* **Figure content listings**
• • •
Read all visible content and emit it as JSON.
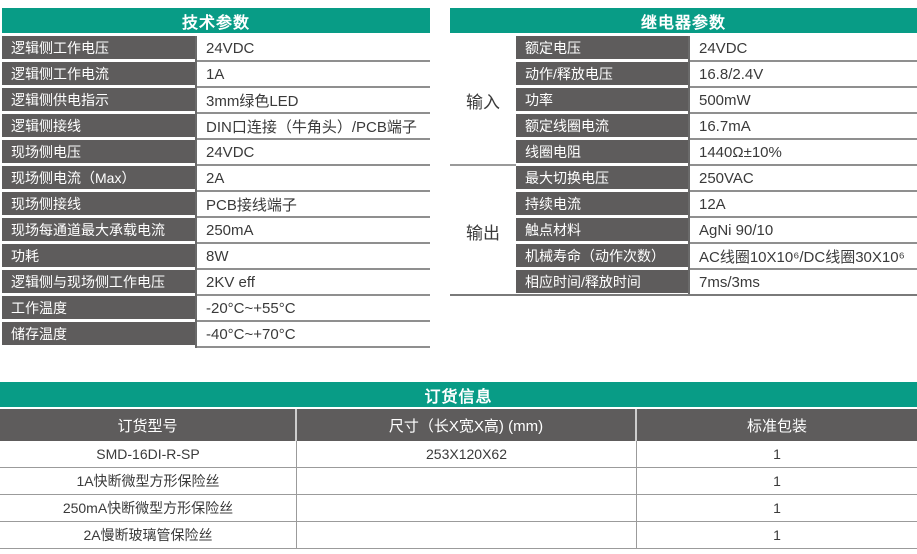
{
  "colors": {
    "header_green": "#089C86",
    "label_cell_gray": "#5E5C5C",
    "value_text": "#3A3A3A",
    "divider_gray": "#8F8F8F"
  },
  "tech_table": {
    "title": "技术参数",
    "rows": [
      {
        "label": "逻辑侧工作电压",
        "value": "24VDC"
      },
      {
        "label": "逻辑侧工作电流",
        "value": "1A"
      },
      {
        "label": "逻辑侧供电指示",
        "value": "3mm绿色LED"
      },
      {
        "label": "逻辑侧接线",
        "value": "DIN口连接（牛角头）/PCB端子"
      },
      {
        "label": "现场侧电压",
        "value": "24VDC"
      },
      {
        "label": "现场侧电流（Max）",
        "value": "2A"
      },
      {
        "label": "现场侧接线",
        "value": "PCB接线端子"
      },
      {
        "label": "现场每通道最大承载电流",
        "value": "250mA"
      },
      {
        "label": "功耗",
        "value": "8W"
      },
      {
        "label": "逻辑侧与现场侧工作电压",
        "value": "2KV eff"
      },
      {
        "label": "工作温度",
        "value": "-20°C~+55°C"
      },
      {
        "label": "储存温度",
        "value": "-40°C~+70°C"
      }
    ]
  },
  "relay_table": {
    "title": "继电器参数",
    "groups": [
      {
        "name": "输入",
        "rows": [
          {
            "label": "额定电压",
            "value": "24VDC"
          },
          {
            "label": "动作/释放电压",
            "value": "16.8/2.4V"
          },
          {
            "label": "功率",
            "value": "500mW"
          },
          {
            "label": "额定线圈电流",
            "value": "16.7mA"
          },
          {
            "label": "线圈电阻",
            "value": "1440Ω±10%"
          }
        ]
      },
      {
        "name": "输出",
        "rows": [
          {
            "label": "最大切换电压",
            "value": "250VAC"
          },
          {
            "label": "持续电流",
            "value": "12A"
          },
          {
            "label": "触点材料",
            "value": "AgNi 90/10"
          },
          {
            "label": "机械寿命（动作次数）",
            "value": "AC线圈10X10⁶/DC线圈30X10⁶"
          },
          {
            "label": "相应时间/释放时间",
            "value": "7ms/3ms"
          }
        ]
      }
    ]
  },
  "order_table": {
    "title": "订货信息",
    "columns": [
      "订货型号",
      "尺寸（长X宽X高) (mm)",
      "标准包装"
    ],
    "rows": [
      {
        "model": "SMD-16DI-R-SP",
        "size": "253X120X62",
        "pack": "1"
      },
      {
        "model": "1A快断微型方形保险丝",
        "size": "",
        "pack": "1"
      },
      {
        "model": "250mA快断微型方形保险丝",
        "size": "",
        "pack": "1"
      },
      {
        "model": "2A慢断玻璃管保险丝",
        "size": "",
        "pack": "1"
      }
    ]
  }
}
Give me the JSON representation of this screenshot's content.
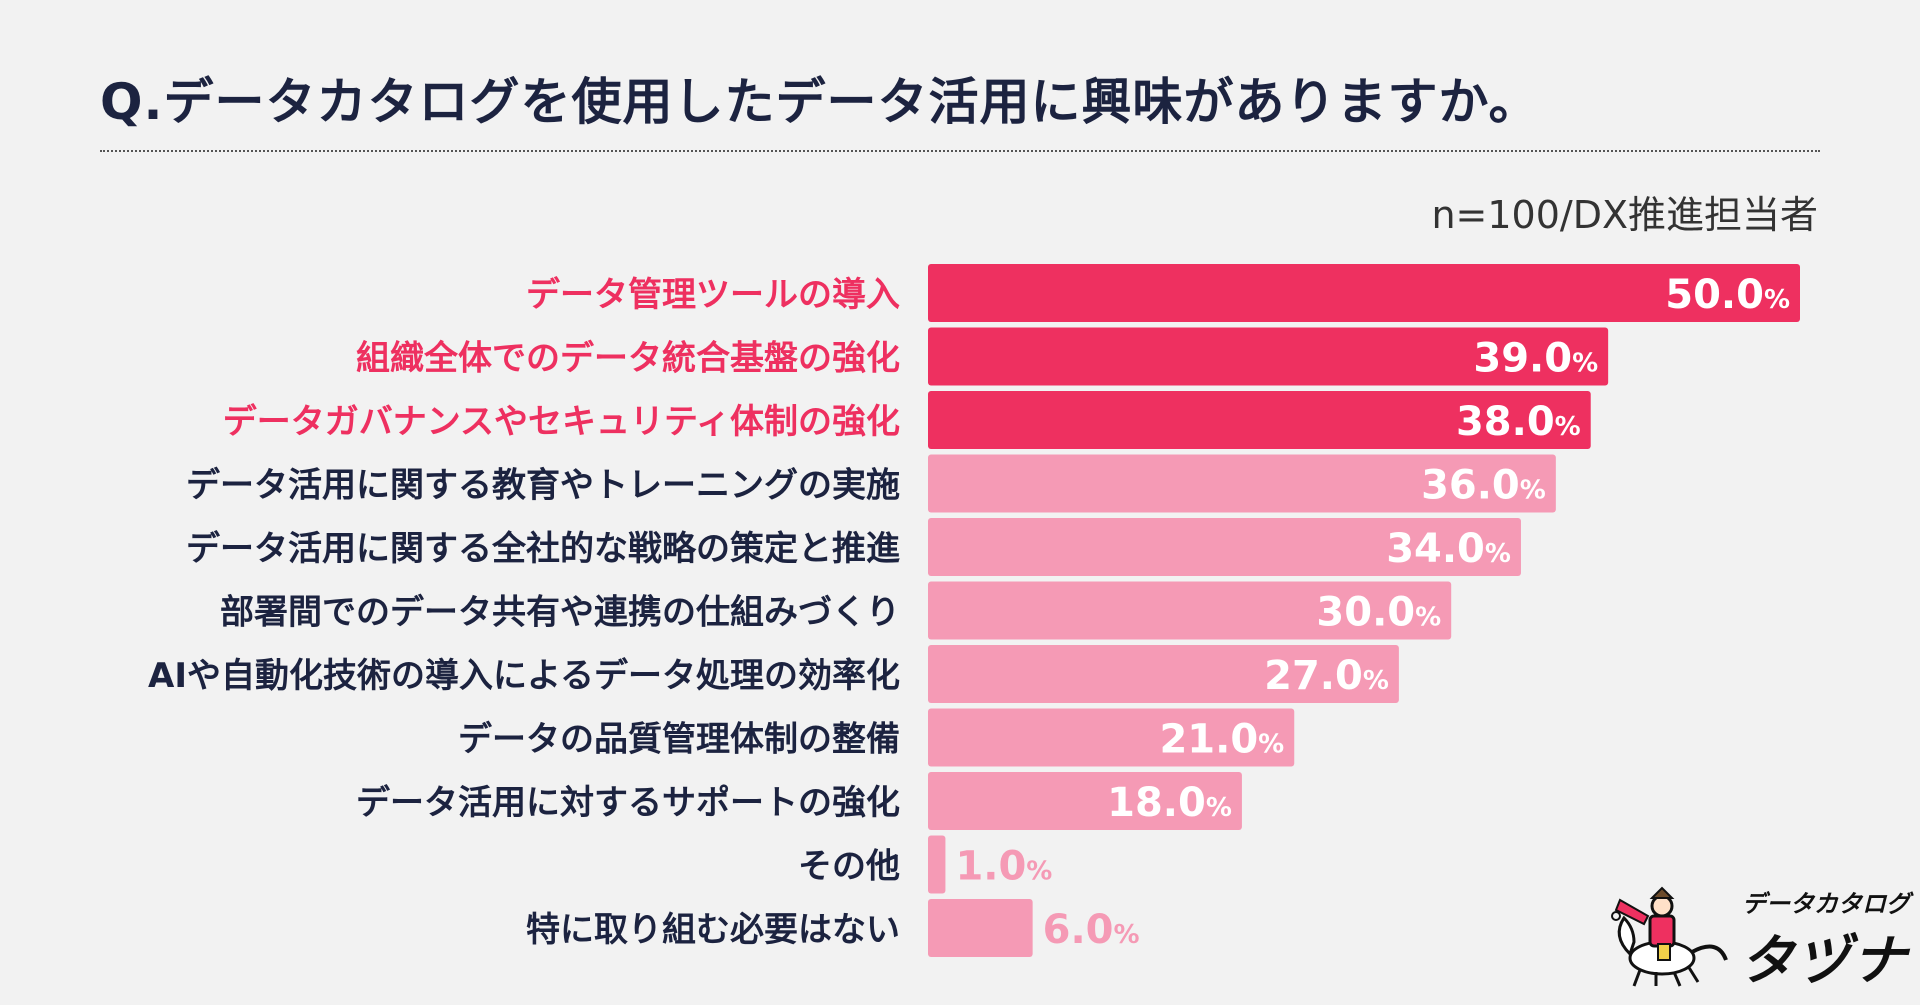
{
  "header": {
    "title": "Q.データカタログを使用したデータ活用に興味がありますか。",
    "sample": "n=100/DX推進担当者"
  },
  "colors": {
    "highlight": "#ee3060",
    "normal": "#f59ab5",
    "text_dark": "#1c2340"
  },
  "chart_data": {
    "type": "bar",
    "orientation": "horizontal",
    "title": "Q.データカタログを使用したデータ活用に興味がありますか。",
    "unit": "%",
    "xlim": [
      0,
      50
    ],
    "categories": [
      "データ管理ツールの導入",
      "組織全体でのデータ統合基盤の強化",
      "データガバナンスやセキュリティ体制の強化",
      "データ活用に関する教育やトレーニングの実施",
      "データ活用に関する全社的な戦略の策定と推進",
      "部署間でのデータ共有や連携の仕組みづくり",
      "AIや自動化技術の導入によるデータ処理の効率化",
      "データの品質管理体制の整備",
      "データ活用に対するサポートの強化",
      "その他",
      "特に取り組む必要はない"
    ],
    "values": [
      50.0,
      39.0,
      38.0,
      36.0,
      34.0,
      30.0,
      27.0,
      21.0,
      18.0,
      1.0,
      6.0
    ],
    "labels": [
      "50.0",
      "39.0",
      "38.0",
      "36.0",
      "34.0",
      "30.0",
      "27.0",
      "21.0",
      "18.0",
      "1.0",
      "6.0"
    ],
    "highlighted": [
      true,
      true,
      true,
      false,
      false,
      false,
      false,
      false,
      false,
      false,
      false
    ]
  },
  "logo": {
    "line1": "データカタログ",
    "line2": "タヅナ"
  }
}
• • •
* **Given task**
Copy every line above word for word and exclude the pictures.

* **Response to this task**
Read all visible content and emit it as JSON.
{
  "colors": {
    "header_green": "#089C86",
    "label_cell_gray": "#5E5C5C",
    "value_text": "#3A3A3A",
    "divider_gray": "#8F8F8F"
  },
  "tech_table": {
    "title": "技术参数",
    "rows": [
      {
        "label": "逻辑侧工作电压",
        "value": "24VDC"
      },
      {
        "label": "逻辑侧工作电流",
        "value": "1A"
      },
      {
        "label": "逻辑侧供电指示",
        "value": "3mm绿色LED"
      },
      {
        "label": "逻辑侧接线",
        "value": "DIN口连接（牛角头）/PCB端子"
      },
      {
        "label": "现场侧电压",
        "value": "24VDC"
      },
      {
        "label": "现场侧电流（Max）",
        "value": "2A"
      },
      {
        "label": "现场侧接线",
        "value": "PCB接线端子"
      },
      {
        "label": "现场每通道最大承载电流",
        "value": "250mA"
      },
      {
        "label": "功耗",
        "value": "8W"
      },
      {
        "label": "逻辑侧与现场侧工作电压",
        "value": "2KV eff"
      },
      {
        "label": "工作温度",
        "value": "-20°C~+55°C"
      },
      {
        "label": "储存温度",
        "value": "-40°C~+70°C"
      }
    ]
  },
  "relay_table": {
    "title": "继电器参数",
    "groups": [
      {
        "name": "输入",
        "rows": [
          {
            "label": "额定电压",
            "value": "24VDC"
          },
          {
            "label": "动作/释放电压",
            "value": "16.8/2.4V"
          },
          {
            "label": "功率",
            "value": "500mW"
          },
          {
            "label": "额定线圈电流",
            "value": "16.7mA"
          },
          {
            "label": "线圈电阻",
            "value": "1440Ω±10%"
          }
        ]
      },
      {
        "name": "输出",
        "rows": [
          {
            "label": "最大切换电压",
            "value": "250VAC"
          },
          {
            "label": "持续电流",
            "value": "12A"
          },
          {
            "label": "触点材料",
            "value": "AgNi 90/10"
          },
          {
            "label": "机械寿命（动作次数）",
            "value": "AC线圈10X10⁶/DC线圈30X10⁶"
          },
          {
            "label": "相应时间/释放时间",
            "value": "7ms/3ms"
          }
        ]
      }
    ]
  },
  "order_table": {
    "title": "订货信息",
    "columns": [
      "订货型号",
      "尺寸（长X宽X高) (mm)",
      "标准包装"
    ],
    "rows": [
      {
        "model": "SMD-16DI-R-SP",
        "size": "253X120X62",
        "pack": "1"
      },
      {
        "model": "1A快断微型方形保险丝",
        "size": "",
        "pack": "1"
      },
      {
        "model": "250mA快断微型方形保险丝",
        "size": "",
        "pack": "1"
      },
      {
        "model": "2A慢断玻璃管保险丝",
        "size": "",
        "pack": "1"
      }
    ]
  }
}
Give me the JSON representation of this screenshot's content.
{
  "header": {
    "title": "Q.データカタログを使用したデータ活用に興味がありますか。",
    "sample": "n=100/DX推進担当者"
  },
  "colors": {
    "highlight": "#ee3060",
    "normal": "#f59ab5",
    "text_dark": "#1c2340"
  },
  "chart_data": {
    "type": "bar",
    "orientation": "horizontal",
    "title": "Q.データカタログを使用したデータ活用に興味がありますか。",
    "unit": "%",
    "xlim": [
      0,
      50
    ],
    "categories": [
      "データ管理ツールの導入",
      "組織全体でのデータ統合基盤の強化",
      "データガバナンスやセキュリティ体制の強化",
      "データ活用に関する教育やトレーニングの実施",
      "データ活用に関する全社的な戦略の策定と推進",
      "部署間でのデータ共有や連携の仕組みづくり",
      "AIや自動化技術の導入によるデータ処理の効率化",
      "データの品質管理体制の整備",
      "データ活用に対するサポートの強化",
      "その他",
      "特に取り組む必要はない"
    ],
    "values": [
      50.0,
      39.0,
      38.0,
      36.0,
      34.0,
      30.0,
      27.0,
      21.0,
      18.0,
      1.0,
      6.0
    ],
    "labels": [
      "50.0",
      "39.0",
      "38.0",
      "36.0",
      "34.0",
      "30.0",
      "27.0",
      "21.0",
      "18.0",
      "1.0",
      "6.0"
    ],
    "highlighted": [
      true,
      true,
      true,
      false,
      false,
      false,
      false,
      false,
      false,
      false,
      false
    ]
  },
  "logo": {
    "line1": "データカタログ",
    "line2": "タヅナ"
  }
}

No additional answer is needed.